Required work
Copy every line with the string "表示不超过" in it.

Dataset records

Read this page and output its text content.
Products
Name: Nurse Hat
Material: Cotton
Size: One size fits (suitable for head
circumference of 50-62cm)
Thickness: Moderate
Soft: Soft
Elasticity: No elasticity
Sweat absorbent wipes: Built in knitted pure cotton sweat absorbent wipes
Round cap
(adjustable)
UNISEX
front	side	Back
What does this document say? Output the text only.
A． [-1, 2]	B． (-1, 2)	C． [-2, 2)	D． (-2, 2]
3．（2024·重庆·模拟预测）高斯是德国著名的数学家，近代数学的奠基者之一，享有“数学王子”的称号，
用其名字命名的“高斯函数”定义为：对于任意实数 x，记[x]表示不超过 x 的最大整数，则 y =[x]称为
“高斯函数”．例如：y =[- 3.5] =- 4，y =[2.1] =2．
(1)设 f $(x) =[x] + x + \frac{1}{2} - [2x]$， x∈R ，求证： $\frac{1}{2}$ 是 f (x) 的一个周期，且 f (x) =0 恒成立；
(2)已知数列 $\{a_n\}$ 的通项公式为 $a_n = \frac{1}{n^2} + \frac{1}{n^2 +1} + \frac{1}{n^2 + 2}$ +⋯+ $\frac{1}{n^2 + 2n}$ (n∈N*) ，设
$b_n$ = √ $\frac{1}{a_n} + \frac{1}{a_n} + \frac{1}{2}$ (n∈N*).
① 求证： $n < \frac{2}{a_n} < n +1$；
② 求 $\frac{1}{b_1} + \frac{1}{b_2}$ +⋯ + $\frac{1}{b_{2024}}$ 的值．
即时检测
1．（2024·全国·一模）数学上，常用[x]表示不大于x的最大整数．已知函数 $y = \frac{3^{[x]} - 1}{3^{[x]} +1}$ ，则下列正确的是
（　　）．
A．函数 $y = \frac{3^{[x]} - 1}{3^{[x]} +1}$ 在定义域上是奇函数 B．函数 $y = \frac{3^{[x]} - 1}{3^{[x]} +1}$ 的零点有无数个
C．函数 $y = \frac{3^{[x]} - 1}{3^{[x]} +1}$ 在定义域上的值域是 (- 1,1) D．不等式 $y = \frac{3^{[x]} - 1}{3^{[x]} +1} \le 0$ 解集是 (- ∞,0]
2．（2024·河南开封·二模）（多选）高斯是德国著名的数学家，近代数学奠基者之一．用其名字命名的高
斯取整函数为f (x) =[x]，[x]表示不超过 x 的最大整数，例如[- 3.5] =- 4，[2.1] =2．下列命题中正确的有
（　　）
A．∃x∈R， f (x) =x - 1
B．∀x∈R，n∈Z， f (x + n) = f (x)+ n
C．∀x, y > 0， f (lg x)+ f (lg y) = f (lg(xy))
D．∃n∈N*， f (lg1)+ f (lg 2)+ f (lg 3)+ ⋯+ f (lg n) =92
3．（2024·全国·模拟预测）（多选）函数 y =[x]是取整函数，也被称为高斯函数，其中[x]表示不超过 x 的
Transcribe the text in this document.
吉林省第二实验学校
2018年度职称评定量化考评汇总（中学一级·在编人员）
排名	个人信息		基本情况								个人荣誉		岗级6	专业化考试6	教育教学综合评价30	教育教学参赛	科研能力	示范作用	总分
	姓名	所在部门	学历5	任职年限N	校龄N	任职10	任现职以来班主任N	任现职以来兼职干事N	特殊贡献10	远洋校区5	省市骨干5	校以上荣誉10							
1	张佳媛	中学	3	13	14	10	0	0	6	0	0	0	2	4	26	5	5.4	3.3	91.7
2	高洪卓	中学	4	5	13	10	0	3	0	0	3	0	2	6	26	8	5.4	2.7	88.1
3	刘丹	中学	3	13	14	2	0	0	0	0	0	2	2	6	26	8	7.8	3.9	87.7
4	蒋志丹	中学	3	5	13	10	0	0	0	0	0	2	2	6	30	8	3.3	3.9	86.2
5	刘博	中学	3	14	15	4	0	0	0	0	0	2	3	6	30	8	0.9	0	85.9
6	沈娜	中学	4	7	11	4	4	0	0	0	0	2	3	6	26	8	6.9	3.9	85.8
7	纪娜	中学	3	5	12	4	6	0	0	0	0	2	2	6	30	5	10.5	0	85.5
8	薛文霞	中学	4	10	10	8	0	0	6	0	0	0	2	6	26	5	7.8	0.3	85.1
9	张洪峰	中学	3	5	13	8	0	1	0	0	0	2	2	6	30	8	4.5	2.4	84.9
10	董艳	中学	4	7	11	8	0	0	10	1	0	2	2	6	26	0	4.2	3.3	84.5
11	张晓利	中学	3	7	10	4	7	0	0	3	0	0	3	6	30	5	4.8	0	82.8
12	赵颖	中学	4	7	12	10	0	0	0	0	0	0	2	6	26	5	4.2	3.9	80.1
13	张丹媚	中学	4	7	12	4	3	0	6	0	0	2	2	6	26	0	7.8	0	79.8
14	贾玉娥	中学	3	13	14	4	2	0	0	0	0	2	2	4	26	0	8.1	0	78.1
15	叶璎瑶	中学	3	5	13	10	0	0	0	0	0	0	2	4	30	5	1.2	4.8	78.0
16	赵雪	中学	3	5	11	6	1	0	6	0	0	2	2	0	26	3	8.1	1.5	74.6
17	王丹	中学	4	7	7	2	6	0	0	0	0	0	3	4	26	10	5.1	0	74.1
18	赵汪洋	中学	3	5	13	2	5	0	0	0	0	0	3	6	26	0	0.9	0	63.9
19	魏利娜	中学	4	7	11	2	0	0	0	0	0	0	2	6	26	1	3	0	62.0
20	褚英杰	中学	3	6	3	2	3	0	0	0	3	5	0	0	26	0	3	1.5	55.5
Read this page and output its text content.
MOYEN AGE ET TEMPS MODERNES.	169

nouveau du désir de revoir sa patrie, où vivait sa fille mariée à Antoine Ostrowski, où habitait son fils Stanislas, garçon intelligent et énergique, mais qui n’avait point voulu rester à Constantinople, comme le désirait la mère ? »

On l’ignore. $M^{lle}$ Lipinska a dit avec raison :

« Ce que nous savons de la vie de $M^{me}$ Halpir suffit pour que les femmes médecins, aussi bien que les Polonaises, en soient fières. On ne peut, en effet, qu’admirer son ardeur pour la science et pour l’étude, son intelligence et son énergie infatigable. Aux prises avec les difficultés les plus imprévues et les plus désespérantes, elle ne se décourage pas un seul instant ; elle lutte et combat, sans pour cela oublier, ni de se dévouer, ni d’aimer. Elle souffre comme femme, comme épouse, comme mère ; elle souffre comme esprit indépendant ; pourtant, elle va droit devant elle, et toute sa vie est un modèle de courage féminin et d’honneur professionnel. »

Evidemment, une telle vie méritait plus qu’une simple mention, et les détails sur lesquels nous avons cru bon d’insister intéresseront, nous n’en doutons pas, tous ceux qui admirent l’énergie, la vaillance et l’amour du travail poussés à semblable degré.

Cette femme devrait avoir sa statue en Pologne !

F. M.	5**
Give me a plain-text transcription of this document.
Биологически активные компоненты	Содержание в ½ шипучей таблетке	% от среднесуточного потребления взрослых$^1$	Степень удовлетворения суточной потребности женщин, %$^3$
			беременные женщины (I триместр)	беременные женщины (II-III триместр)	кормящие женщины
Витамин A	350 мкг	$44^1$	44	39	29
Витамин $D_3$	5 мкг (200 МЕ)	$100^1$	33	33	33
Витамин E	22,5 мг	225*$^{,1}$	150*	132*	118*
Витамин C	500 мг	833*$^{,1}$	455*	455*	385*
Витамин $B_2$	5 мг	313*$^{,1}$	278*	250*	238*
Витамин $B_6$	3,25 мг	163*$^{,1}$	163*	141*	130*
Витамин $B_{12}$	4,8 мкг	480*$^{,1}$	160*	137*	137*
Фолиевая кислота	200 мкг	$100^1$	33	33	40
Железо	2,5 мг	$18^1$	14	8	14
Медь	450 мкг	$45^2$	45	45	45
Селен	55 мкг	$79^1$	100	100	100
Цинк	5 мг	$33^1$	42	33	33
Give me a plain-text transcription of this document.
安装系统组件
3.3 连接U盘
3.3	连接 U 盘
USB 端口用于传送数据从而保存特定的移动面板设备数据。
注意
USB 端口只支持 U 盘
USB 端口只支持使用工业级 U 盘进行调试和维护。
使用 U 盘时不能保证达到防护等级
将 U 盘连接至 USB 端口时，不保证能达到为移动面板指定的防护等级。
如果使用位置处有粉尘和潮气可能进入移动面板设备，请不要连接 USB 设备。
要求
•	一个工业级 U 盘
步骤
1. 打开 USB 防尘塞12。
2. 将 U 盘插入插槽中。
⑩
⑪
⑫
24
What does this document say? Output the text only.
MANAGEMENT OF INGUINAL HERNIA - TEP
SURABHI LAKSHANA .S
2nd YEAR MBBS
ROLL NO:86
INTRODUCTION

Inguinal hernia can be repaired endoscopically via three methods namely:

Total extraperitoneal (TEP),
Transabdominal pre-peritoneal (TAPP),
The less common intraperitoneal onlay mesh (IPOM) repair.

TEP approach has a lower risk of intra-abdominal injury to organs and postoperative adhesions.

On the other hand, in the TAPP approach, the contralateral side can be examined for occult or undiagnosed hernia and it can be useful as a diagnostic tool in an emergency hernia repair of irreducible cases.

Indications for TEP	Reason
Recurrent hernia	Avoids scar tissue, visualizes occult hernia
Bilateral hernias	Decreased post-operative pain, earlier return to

Correct output
用其名字命名的“高斯函数”定义为：对于任意实数 x，记[x]表示不超过 x 的最大整数，则 y =[x]称为
斯取整函数为f (x) =[x]，[x]表示不超过 x 的最大整数，例如[- 3.5] =- 4，[2.1] =2．下列命题中正确的有
3．（2024·全国·模拟预测）（多选）函数 y =[x]是取整函数，也被称为高斯函数，其中[x]表示不超过 x 的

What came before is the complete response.